### Stored data
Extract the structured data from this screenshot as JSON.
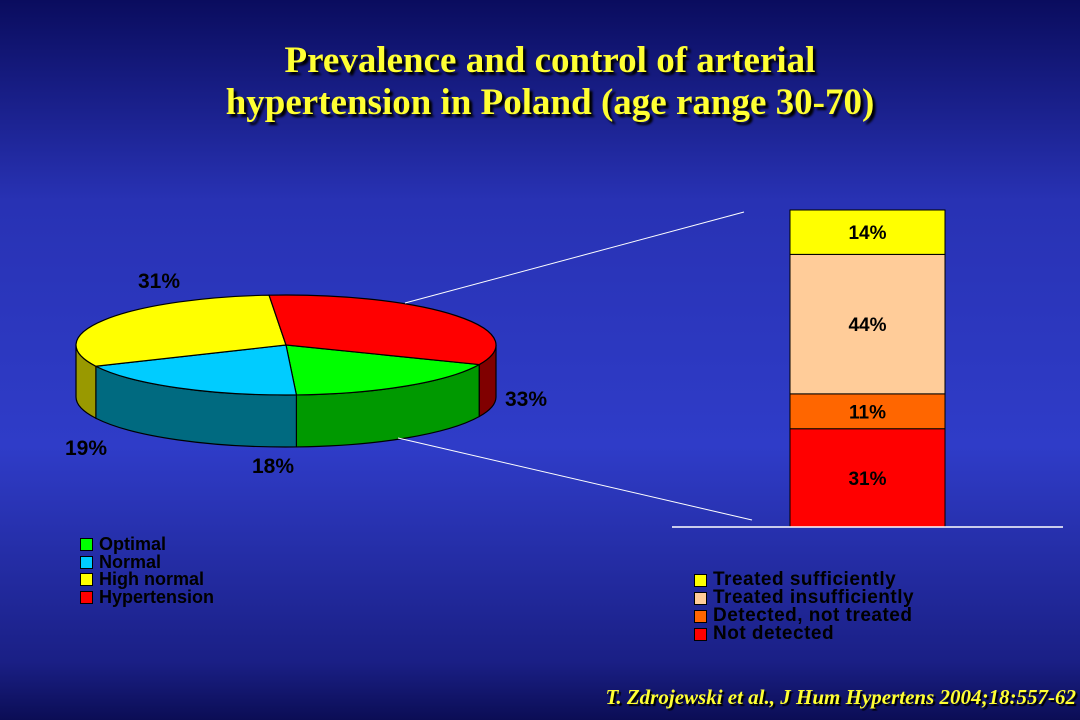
{
  "title": {
    "line1": "Prevalence and control of arterial",
    "line2": "hypertension in Poland (age range 30-70)"
  },
  "chart_data": [
    {
      "type": "pie",
      "slices": [
        {
          "name": "Optimal",
          "value": 18,
          "label": "18%",
          "color": "#00ff00",
          "side_color": "#009900"
        },
        {
          "name": "Normal",
          "value": 19,
          "label": "19%",
          "color": "#00ccff",
          "side_color": "#006a80"
        },
        {
          "name": "High normal",
          "value": 31,
          "label": "31%",
          "color": "#ffff00",
          "side_color": "#999900"
        },
        {
          "name": "Hypertension",
          "value": 33,
          "label": "33%",
          "color": "#ff0000",
          "side_color": "#800000"
        }
      ],
      "legend": [
        "Optimal",
        "Normal",
        "High normal",
        "Hypertension"
      ],
      "legend_placement": "bottom-left"
    },
    {
      "type": "bar",
      "stacked": true,
      "segments": [
        {
          "name": "Not detected",
          "value": 31,
          "label": "31%",
          "color": "#ff0000"
        },
        {
          "name": "Detected, not treated",
          "value": 11,
          "label": "11%",
          "color": "#ff6600"
        },
        {
          "name": "Treated insufficiently",
          "value": 44,
          "label": "44%",
          "color": "#ffcc99"
        },
        {
          "name": "Treated sufficiently",
          "value": 14,
          "label": "14%",
          "color": "#ffff00"
        }
      ],
      "legend": [
        "Treated sufficiently",
        "Treated insufficiently",
        "Detected, not treated",
        "Not detected"
      ],
      "legend_placement": "bottom"
    }
  ],
  "citation": "T. Zdrojewski et al., J Hum Hypertens 2004;18:557-62"
}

### Task requirements
Would you mind returning each entry above word for word, skipping the images?

### Complete answer
Extract the structured data from this screenshot as JSON.
{
  "title": {
    "line1": "Prevalence and control of arterial",
    "line2": "hypertension in Poland (age range 30-70)"
  },
  "chart_data": [
    {
      "type": "pie",
      "slices": [
        {
          "name": "Optimal",
          "value": 18,
          "label": "18%",
          "color": "#00ff00",
          "side_color": "#009900"
        },
        {
          "name": "Normal",
          "value": 19,
          "label": "19%",
          "color": "#00ccff",
          "side_color": "#006a80"
        },
        {
          "name": "High normal",
          "value": 31,
          "label": "31%",
          "color": "#ffff00",
          "side_color": "#999900"
        },
        {
          "name": "Hypertension",
          "value": 33,
          "label": "33%",
          "color": "#ff0000",
          "side_color": "#800000"
        }
      ],
      "legend": [
        "Optimal",
        "Normal",
        "High normal",
        "Hypertension"
      ],
      "legend_placement": "bottom-left"
    },
    {
      "type": "bar",
      "stacked": true,
      "segments": [
        {
          "name": "Not detected",
          "value": 31,
          "label": "31%",
          "color": "#ff0000"
        },
        {
          "name": "Detected, not treated",
          "value": 11,
          "label": "11%",
          "color": "#ff6600"
        },
        {
          "name": "Treated insufficiently",
          "value": 44,
          "label": "44%",
          "color": "#ffcc99"
        },
        {
          "name": "Treated sufficiently",
          "value": 14,
          "label": "14%",
          "color": "#ffff00"
        }
      ],
      "legend": [
        "Treated sufficiently",
        "Treated insufficiently",
        "Detected, not treated",
        "Not detected"
      ],
      "legend_placement": "bottom"
    }
  ],
  "citation": "T. Zdrojewski et al., J Hum Hypertens 2004;18:557-62"
}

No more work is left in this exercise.